Task brief
Restate every line of the material, word for word.

** START Provided entries **

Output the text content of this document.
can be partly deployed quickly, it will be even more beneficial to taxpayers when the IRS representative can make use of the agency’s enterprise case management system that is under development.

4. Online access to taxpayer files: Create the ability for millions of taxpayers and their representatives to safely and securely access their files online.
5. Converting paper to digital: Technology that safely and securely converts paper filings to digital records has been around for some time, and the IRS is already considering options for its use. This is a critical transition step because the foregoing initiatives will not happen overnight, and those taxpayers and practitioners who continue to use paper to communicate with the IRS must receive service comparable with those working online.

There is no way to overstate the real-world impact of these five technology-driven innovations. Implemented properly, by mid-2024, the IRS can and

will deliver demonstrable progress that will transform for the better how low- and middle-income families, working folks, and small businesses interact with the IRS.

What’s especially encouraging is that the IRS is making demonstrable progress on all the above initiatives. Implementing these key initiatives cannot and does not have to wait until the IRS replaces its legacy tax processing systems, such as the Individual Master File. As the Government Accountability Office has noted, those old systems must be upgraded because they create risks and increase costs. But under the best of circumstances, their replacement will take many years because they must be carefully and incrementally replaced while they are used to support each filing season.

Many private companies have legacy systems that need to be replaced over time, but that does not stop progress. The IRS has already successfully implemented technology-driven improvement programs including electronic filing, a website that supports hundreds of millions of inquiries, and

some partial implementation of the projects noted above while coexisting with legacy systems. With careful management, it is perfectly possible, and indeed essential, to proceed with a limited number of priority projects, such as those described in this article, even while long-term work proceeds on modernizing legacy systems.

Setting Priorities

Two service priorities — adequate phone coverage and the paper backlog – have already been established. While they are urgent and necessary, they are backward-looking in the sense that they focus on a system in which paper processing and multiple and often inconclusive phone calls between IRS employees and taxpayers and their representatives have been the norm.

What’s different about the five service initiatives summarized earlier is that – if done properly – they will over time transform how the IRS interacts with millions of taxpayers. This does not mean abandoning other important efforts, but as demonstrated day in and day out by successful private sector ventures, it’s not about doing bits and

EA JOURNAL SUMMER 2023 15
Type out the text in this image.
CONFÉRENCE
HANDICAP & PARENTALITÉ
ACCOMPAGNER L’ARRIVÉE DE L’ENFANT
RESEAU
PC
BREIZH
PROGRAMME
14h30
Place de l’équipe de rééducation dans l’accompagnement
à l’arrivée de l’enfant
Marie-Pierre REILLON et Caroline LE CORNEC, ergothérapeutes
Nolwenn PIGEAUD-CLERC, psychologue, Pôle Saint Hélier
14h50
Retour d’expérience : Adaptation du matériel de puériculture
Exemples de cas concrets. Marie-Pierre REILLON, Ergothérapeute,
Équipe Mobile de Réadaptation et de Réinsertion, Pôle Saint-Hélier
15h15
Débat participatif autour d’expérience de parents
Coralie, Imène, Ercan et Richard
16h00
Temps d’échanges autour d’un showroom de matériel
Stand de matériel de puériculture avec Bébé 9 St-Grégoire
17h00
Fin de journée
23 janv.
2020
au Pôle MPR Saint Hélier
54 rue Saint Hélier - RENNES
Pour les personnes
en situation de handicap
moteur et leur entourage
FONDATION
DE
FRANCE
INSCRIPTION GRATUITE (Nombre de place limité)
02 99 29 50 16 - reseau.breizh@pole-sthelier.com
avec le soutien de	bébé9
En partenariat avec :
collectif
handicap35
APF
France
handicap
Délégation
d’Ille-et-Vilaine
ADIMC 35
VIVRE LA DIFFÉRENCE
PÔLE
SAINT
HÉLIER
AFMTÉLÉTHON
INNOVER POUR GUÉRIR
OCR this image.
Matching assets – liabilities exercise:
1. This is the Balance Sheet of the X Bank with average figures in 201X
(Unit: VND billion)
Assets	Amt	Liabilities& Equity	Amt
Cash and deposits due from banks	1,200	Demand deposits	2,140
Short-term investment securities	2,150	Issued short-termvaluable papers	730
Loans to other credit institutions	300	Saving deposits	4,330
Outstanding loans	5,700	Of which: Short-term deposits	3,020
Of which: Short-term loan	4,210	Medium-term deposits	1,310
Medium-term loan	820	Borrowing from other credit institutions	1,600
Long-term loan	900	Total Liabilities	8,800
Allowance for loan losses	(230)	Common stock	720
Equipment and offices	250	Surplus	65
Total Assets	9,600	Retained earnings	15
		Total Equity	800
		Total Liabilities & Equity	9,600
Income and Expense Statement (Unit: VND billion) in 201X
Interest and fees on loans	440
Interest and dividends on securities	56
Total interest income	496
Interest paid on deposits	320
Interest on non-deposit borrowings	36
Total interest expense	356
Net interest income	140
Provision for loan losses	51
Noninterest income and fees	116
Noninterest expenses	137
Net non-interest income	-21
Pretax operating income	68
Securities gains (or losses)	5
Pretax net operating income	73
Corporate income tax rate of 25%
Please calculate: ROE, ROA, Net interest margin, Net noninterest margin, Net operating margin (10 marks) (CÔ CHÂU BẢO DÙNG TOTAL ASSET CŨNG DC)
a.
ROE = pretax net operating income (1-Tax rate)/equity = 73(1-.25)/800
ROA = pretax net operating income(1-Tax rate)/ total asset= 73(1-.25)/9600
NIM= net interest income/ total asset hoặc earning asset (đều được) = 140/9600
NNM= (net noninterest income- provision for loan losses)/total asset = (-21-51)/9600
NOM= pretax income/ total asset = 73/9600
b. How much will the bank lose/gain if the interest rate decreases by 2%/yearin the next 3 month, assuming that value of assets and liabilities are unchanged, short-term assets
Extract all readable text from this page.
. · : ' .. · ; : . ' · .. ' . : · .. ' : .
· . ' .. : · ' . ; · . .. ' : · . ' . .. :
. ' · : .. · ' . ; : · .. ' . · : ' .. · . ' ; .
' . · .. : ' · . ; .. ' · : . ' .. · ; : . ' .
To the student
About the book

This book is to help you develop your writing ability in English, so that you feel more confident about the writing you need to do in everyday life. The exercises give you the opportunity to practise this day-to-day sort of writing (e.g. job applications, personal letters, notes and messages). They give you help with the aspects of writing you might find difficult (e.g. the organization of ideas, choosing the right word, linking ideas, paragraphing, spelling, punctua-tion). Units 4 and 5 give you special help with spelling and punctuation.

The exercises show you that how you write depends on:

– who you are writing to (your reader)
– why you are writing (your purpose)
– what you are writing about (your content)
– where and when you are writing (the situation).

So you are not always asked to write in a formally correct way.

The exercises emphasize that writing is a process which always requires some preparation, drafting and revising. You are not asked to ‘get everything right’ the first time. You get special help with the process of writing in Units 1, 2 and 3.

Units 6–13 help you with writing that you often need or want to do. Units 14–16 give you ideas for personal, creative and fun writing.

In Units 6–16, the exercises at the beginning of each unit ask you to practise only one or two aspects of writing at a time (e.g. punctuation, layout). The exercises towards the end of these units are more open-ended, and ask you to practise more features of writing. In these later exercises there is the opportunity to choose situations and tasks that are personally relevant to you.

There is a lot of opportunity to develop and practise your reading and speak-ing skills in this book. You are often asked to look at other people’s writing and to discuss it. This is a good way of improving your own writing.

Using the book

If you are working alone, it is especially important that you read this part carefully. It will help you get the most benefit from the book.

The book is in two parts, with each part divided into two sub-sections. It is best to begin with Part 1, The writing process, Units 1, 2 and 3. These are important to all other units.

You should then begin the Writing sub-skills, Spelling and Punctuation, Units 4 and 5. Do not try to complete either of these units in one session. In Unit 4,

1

** END Provided entries **

Written answer
Output the text content of this document.
can be partly deployed quickly, it will be even more beneficial to taxpayers when the IRS representative can make use of the agency’s enterprise case management system that is under development.

4. Online access to taxpayer files: Create the ability for millions of taxpayers and their representatives to safely and securely access their files online.
5. Converting paper to digital: Technology that safely and securely converts paper filings to digital records has been around for some time, and the IRS is already considering options for its use. This is a critical transition step because the foregoing initiatives will not happen overnight, and those taxpayers and practitioners who continue to use paper to communicate with the IRS must receive service comparable with those working online.

There is no way to overstate the real-world impact of these five technology-driven innovations. Implemented properly, by mid-2024, the IRS can and

will deliver demonstrable progress that will transform for the better how low- and middle-income families, working folks, and small businesses interact with the IRS.

What’s especially encouraging is that the IRS is making demonstrable progress on all the above initiatives. Implementing these key initiatives cannot and does not have to wait until the IRS replaces its legacy tax processing systems, such as the Individual Master File. As the Government Accountability Office has noted, those old systems must be upgraded because they create risks and increase costs. But under the best of circumstances, their replacement will take many years because they must be carefully and incrementally replaced while they are used to support each filing season.

Many private companies have legacy systems that need to be replaced over time, but that does not stop progress. The IRS has already successfully implemented technology-driven improvement programs including electronic filing, a website that supports hundreds of millions of inquiries, and

some partial implementation of the projects noted above while coexisting with legacy systems. With careful management, it is perfectly possible, and indeed essential, to proceed with a limited number of priority projects, such as those described in this article, even while long-term work proceeds on modernizing legacy systems.

Setting Priorities

Two service priorities — adequate phone coverage and the paper backlog – have already been established. While they are urgent and necessary, they are backward-looking in the sense that they focus on a system in which paper processing and multiple and often inconclusive phone calls between IRS employees and taxpayers and their representatives have been the norm.

What’s different about the five service initiatives summarized earlier is that – if done properly – they will over time transform how the IRS interacts with millions of taxpayers. This does not mean abandoning other important efforts, but as demonstrated day in and day out by successful private sector ventures, it’s not about doing bits and

EA JOURNAL SUMMER 2023 15
Type out the text in this image.
CONFÉRENCE
HANDICAP & PARENTALITÉ
ACCOMPAGNER L’ARRIVÉE DE L’ENFANT
RESEAU
PC
BREIZH
PROGRAMME
14h30
Place de l’équipe de rééducation dans l’accompagnement
à l’arrivée de l’enfant
Marie-Pierre REILLON et Caroline LE CORNEC, ergothérapeutes
Nolwenn PIGEAUD-CLERC, psychologue, Pôle Saint Hélier
14h50
Retour d’expérience : Adaptation du matériel de puériculture
Exemples de cas concrets. Marie-Pierre REILLON, Ergothérapeute,
Équipe Mobile de Réadaptation et de Réinsertion, Pôle Saint-Hélier
15h15
Débat participatif autour d’expérience de parents
Coralie, Imène, Ercan et Richard
16h00
Temps d’échanges autour d’un showroom de matériel
Stand de matériel de puériculture avec Bébé 9 St-Grégoire
17h00
Fin de journée
23 janv.
2020
au Pôle MPR Saint Hélier
54 rue Saint Hélier - RENNES
Pour les personnes
en situation de handicap
moteur et leur entourage
FONDATION
DE
FRANCE
INSCRIPTION GRATUITE (Nombre de place limité)
02 99 29 50 16 - reseau.breizh@pole-sthelier.com
avec le soutien de	bébé9
En partenariat avec :
collectif
handicap35
APF
France
handicap
Délégation
d’Ille-et-Vilaine
ADIMC 35
VIVRE LA DIFFÉRENCE
PÔLE
SAINT
HÉLIER
AFMTÉLÉTHON
INNOVER POUR GUÉRIR
OCR this image.
Matching assets – liabilities exercise:
1. This is the Balance Sheet of the X Bank with average figures in 201X
(Unit: VND billion)
Assets	Amt	Liabilities& Equity	Amt
Cash and deposits due from banks	1,200	Demand deposits	2,140
Short-term investment securities	2,150	Issued short-termvaluable papers	730
Loans to other credit institutions	300	Saving deposits	4,330
Outstanding loans	5,700	Of which: Short-term deposits	3,020
Of which: Short-term loan	4,210	Medium-term deposits	1,310
Medium-term loan	820	Borrowing from other credit institutions	1,600
Long-term loan	900	Total Liabilities	8,800
Allowance for loan losses	(230)	Common stock	720
Equipment and offices	250	Surplus	65
Total Assets	9,600	Retained earnings	15
		Total Equity	800
		Total Liabilities & Equity	9,600
Income and Expense Statement (Unit: VND billion) in 201X
Interest and fees on loans	440
Interest and dividends on securities	56
Total interest income	496
Interest paid on deposits	320
Interest on non-deposit borrowings	36
Total interest expense	356
Net interest income	140
Provision for loan losses	51
Noninterest income and fees	116
Noninterest expenses	137
Net non-interest income	-21
Pretax operating income	68
Securities gains (or losses)	5
Pretax net operating income	73
Corporate income tax rate of 25%
Please calculate: ROE, ROA, Net interest margin, Net noninterest margin, Net operating margin (10 marks) (CÔ CHÂU BẢO DÙNG TOTAL ASSET CŨNG DC)
a.
ROE = pretax net operating income (1-Tax rate)/equity = 73(1-.25)/800
ROA = pretax net operating income(1-Tax rate)/ total asset= 73(1-.25)/9600
NIM= net interest income/ total asset hoặc earning asset (đều được) = 140/9600
NNM= (net noninterest income- provision for loan losses)/total asset = (-21-51)/9600
NOM= pretax income/ total asset = 73/9600
b. How much will the bank lose/gain if the interest rate decreases by 2%/yearin the next 3 month, assuming that value of assets and liabilities are unchanged, short-term assets
Extract all readable text from this page.
. · : ' .. · ; : . ' · .. ' . : · .. ' : .
· . ' .. : · ' . ; · . .. ' : · . ' . .. :
. ' · : .. · ' . ; : · .. ' . · : ' .. · . ' ; .
' . · .. : ' · . ; .. ' · : . ' .. · ; : . ' .
To the student
About the book

This book is to help you develop your writing ability in English, so that you feel more confident about the writing you need to do in everyday life. The exercises give you the opportunity to practise this day-to-day sort of writing (e.g. job applications, personal letters, notes and messages). They give you help with the aspects of writing you might find difficult (e.g. the organization of ideas, choosing the right word, linking ideas, paragraphing, spelling, punctua-tion). Units 4 and 5 give you special help with spelling and punctuation.

The exercises show you that how you write depends on:

– who you are writing to (your reader)
– why you are writing (your purpose)
– what you are writing about (your content)
– where and when you are writing (the situation).

So you are not always asked to write in a formally correct way.

The exercises emphasize that writing is a process which always requires some preparation, drafting and revising. You are not asked to ‘get everything right’ the first time. You get special help with the process of writing in Units 1, 2 and 3.

Units 6–13 help you with writing that you often need or want to do. Units 14–16 give you ideas for personal, creative and fun writing.

In Units 6–16, the exercises at the beginning of each unit ask you to practise only one or two aspects of writing at a time (e.g. punctuation, layout). The exercises towards the end of these units are more open-ended, and ask you to practise more features of writing. In these later exercises there is the opportunity to choose situations and tasks that are personally relevant to you.

There is a lot of opportunity to develop and practise your reading and speak-ing skills in this book. You are often asked to look at other people’s writing and to discuss it. This is a good way of improving your own writing.

Using the book

If you are working alone, it is especially important that you read this part carefully. It will help you get the most benefit from the book.

The book is in two parts, with each part divided into two sub-sections. It is best to begin with Part 1, The writing process, Units 1, 2 and 3. These are important to all other units.

You should then begin the Writing sub-skills, Spelling and Punctuation, Units 4 and 5. Do not try to complete either of these units in one session. In Unit 4,

1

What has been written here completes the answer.